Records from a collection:
=======

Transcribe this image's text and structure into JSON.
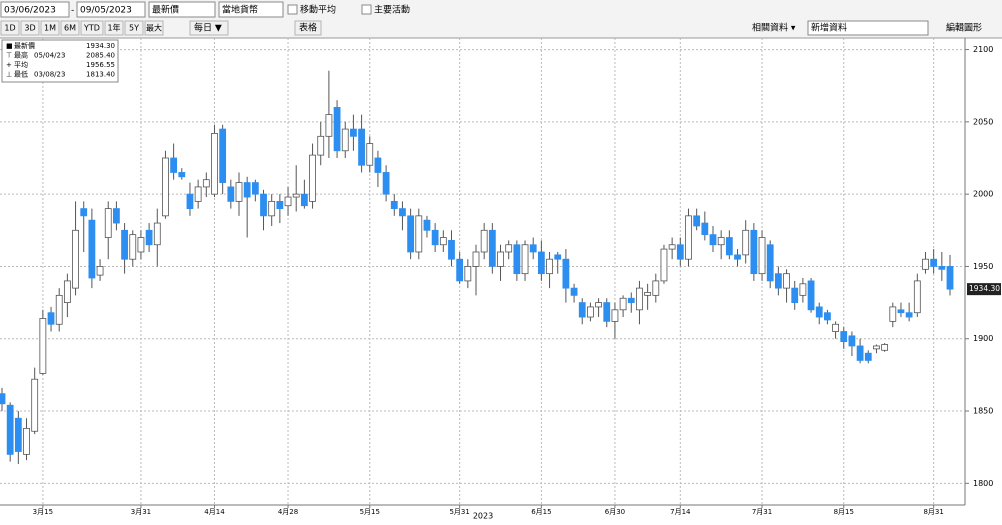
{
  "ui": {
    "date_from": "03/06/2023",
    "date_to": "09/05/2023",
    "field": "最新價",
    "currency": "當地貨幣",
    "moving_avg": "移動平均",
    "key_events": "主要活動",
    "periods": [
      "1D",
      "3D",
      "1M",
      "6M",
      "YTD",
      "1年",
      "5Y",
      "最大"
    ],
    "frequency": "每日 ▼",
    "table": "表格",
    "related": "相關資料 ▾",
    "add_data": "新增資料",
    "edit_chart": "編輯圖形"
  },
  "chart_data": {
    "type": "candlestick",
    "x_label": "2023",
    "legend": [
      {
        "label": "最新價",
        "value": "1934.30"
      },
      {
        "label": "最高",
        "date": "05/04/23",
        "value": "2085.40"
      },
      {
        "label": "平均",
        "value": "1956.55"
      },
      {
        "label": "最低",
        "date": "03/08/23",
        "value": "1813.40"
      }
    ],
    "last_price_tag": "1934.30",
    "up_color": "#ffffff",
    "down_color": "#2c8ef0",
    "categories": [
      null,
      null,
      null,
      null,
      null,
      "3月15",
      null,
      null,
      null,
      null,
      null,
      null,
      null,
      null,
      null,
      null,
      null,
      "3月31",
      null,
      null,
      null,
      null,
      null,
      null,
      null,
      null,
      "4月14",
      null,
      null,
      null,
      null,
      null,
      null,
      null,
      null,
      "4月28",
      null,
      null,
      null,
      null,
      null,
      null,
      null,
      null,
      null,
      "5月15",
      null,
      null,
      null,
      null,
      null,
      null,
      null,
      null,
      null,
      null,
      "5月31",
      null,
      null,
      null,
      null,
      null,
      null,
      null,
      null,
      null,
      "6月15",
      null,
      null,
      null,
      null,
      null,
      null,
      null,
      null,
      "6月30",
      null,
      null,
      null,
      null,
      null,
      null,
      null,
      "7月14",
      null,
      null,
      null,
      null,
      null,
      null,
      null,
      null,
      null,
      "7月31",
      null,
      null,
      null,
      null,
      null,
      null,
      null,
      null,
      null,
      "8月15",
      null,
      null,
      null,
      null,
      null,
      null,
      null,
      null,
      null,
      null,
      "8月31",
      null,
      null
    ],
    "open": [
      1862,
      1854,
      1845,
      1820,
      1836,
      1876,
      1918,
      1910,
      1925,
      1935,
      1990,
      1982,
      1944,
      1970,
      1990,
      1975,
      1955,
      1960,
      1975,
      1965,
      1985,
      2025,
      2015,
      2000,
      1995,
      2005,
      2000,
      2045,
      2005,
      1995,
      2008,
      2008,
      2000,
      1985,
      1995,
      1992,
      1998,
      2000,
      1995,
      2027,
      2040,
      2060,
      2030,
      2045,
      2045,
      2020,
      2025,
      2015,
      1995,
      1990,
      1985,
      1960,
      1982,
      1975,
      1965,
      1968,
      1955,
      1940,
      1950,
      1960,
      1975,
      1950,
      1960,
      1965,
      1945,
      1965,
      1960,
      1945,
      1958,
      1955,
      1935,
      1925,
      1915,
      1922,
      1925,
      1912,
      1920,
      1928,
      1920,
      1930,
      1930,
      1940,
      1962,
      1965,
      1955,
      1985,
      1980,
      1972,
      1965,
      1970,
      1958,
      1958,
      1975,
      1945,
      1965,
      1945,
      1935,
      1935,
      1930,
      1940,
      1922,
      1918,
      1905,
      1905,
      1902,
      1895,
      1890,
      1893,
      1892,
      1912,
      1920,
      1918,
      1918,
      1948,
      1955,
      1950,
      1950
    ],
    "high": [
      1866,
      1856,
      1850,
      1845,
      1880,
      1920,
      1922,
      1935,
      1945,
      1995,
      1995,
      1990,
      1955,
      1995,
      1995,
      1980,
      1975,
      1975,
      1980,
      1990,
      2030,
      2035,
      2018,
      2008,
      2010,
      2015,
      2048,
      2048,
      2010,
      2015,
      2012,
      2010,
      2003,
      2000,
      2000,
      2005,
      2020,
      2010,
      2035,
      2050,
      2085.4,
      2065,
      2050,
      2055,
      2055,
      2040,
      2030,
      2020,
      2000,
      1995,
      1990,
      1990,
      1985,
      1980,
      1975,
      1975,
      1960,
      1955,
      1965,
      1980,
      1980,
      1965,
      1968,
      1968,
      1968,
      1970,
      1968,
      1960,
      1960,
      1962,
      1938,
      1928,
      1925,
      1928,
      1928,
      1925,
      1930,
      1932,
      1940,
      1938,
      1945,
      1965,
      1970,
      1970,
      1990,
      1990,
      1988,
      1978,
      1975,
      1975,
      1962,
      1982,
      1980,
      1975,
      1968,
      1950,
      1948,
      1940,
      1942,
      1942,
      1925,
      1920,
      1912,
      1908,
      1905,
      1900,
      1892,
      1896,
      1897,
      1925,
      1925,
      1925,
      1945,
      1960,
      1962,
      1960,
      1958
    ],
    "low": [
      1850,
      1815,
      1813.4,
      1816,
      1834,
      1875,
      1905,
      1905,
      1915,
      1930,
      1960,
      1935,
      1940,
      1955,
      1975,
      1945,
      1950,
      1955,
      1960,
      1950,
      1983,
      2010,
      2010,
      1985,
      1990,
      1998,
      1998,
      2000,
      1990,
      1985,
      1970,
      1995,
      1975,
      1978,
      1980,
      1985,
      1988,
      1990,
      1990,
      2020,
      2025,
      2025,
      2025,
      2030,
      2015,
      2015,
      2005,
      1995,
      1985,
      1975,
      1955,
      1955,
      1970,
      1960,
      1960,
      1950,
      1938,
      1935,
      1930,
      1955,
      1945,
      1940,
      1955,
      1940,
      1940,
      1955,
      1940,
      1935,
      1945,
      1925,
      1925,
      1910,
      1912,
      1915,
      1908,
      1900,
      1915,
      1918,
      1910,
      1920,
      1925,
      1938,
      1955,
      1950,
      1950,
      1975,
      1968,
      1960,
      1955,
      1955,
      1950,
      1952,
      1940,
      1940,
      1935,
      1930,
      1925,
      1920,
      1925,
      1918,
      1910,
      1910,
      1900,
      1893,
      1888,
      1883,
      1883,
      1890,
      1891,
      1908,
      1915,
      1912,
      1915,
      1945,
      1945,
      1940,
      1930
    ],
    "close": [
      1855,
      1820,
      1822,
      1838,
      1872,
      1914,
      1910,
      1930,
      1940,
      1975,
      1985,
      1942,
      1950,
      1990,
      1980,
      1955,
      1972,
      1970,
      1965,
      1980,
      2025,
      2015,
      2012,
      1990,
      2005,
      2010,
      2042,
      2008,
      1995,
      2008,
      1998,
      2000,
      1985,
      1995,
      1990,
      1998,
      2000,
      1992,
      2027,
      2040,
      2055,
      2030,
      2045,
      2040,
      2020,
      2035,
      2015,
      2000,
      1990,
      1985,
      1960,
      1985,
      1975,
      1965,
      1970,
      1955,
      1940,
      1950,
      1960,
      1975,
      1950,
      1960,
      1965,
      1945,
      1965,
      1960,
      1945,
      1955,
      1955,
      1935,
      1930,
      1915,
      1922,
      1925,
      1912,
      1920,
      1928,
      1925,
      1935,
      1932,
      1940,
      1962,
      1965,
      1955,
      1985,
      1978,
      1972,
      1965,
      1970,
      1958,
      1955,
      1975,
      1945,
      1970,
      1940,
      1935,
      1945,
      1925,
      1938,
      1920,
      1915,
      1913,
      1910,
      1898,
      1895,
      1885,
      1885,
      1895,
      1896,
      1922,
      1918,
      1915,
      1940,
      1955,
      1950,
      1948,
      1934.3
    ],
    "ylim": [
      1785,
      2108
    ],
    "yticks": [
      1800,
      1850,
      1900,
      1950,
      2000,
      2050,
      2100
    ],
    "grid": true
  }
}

=======

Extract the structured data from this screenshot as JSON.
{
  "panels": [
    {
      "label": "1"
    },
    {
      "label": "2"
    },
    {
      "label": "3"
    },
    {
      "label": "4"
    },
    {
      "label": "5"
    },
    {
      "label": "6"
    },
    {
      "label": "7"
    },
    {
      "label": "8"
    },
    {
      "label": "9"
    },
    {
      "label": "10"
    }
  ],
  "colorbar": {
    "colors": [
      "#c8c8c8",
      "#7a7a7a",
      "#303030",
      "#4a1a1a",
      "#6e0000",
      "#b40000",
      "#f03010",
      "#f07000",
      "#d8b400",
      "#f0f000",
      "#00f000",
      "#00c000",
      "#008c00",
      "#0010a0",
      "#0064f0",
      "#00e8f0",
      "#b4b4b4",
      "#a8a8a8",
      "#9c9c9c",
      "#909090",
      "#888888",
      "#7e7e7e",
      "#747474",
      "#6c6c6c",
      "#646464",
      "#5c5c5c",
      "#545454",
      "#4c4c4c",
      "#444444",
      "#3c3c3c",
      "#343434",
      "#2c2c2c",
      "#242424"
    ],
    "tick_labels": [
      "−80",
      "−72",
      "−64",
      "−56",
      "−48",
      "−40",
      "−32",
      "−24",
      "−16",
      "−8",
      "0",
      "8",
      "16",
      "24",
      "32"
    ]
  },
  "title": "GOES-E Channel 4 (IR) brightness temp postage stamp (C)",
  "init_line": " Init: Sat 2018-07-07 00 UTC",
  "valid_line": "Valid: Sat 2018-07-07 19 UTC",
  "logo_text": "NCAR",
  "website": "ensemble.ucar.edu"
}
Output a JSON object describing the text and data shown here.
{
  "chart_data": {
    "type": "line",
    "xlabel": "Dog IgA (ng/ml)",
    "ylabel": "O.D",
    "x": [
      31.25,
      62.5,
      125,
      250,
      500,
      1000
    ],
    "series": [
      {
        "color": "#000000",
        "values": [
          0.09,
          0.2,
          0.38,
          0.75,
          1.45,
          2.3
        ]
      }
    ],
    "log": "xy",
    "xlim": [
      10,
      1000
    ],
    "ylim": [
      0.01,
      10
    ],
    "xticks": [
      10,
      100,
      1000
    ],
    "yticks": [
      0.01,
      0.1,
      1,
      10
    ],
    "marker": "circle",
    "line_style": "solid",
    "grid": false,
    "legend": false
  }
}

=======

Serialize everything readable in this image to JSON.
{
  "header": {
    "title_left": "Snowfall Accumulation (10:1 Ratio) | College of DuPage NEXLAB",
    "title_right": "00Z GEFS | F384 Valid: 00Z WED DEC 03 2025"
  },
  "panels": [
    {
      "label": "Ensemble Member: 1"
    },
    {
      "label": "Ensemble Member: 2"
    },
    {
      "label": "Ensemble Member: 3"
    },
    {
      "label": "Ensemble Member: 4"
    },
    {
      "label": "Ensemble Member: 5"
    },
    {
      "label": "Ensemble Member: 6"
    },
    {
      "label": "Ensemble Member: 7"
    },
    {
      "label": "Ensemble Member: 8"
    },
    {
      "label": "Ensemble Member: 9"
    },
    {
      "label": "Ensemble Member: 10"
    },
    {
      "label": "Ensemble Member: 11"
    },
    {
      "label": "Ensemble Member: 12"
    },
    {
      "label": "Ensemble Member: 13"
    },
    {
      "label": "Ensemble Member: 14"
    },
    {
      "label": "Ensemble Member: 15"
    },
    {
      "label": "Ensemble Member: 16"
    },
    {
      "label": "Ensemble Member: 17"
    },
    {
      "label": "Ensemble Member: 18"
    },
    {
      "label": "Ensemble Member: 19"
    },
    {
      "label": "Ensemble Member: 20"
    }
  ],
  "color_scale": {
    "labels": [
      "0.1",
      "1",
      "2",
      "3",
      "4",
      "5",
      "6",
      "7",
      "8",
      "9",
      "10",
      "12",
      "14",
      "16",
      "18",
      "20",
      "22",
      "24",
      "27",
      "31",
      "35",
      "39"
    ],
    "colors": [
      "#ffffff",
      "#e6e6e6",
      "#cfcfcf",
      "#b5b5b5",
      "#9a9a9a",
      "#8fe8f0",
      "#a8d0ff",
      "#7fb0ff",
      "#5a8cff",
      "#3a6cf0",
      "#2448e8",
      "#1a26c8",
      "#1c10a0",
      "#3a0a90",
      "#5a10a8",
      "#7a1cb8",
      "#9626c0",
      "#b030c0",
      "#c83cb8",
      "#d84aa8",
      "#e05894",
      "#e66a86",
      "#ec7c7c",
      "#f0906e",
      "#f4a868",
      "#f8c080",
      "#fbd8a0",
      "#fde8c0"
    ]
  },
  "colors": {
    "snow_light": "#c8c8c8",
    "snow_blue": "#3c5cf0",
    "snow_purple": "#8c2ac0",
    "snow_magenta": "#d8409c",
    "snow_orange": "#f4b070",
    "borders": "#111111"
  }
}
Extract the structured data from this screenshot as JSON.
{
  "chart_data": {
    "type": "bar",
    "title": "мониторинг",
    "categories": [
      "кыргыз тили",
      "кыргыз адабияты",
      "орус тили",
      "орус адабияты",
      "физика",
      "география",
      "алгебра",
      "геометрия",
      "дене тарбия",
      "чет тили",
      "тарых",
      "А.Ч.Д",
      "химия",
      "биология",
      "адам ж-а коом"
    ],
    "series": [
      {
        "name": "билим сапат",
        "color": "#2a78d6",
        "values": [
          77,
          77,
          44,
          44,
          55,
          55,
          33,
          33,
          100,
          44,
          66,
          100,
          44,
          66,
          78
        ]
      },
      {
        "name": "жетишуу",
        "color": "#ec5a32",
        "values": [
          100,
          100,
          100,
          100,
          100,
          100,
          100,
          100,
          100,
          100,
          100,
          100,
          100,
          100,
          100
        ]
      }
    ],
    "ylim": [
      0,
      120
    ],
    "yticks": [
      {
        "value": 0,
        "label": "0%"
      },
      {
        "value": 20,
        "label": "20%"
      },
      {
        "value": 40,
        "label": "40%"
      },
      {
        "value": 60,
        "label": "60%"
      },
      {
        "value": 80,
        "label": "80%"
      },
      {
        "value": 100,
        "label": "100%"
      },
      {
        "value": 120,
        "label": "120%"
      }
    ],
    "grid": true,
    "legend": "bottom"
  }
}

=======

Work required: Locate all lines in the listing above with the word "this" and copy them.

Written reply:
Transcribe this image's text and structure into JSON.
Extract the structured data from this screenshot as JSON.
Serialize everything readable in this image to JSON.
Extract the structured data from this screenshot as JSON.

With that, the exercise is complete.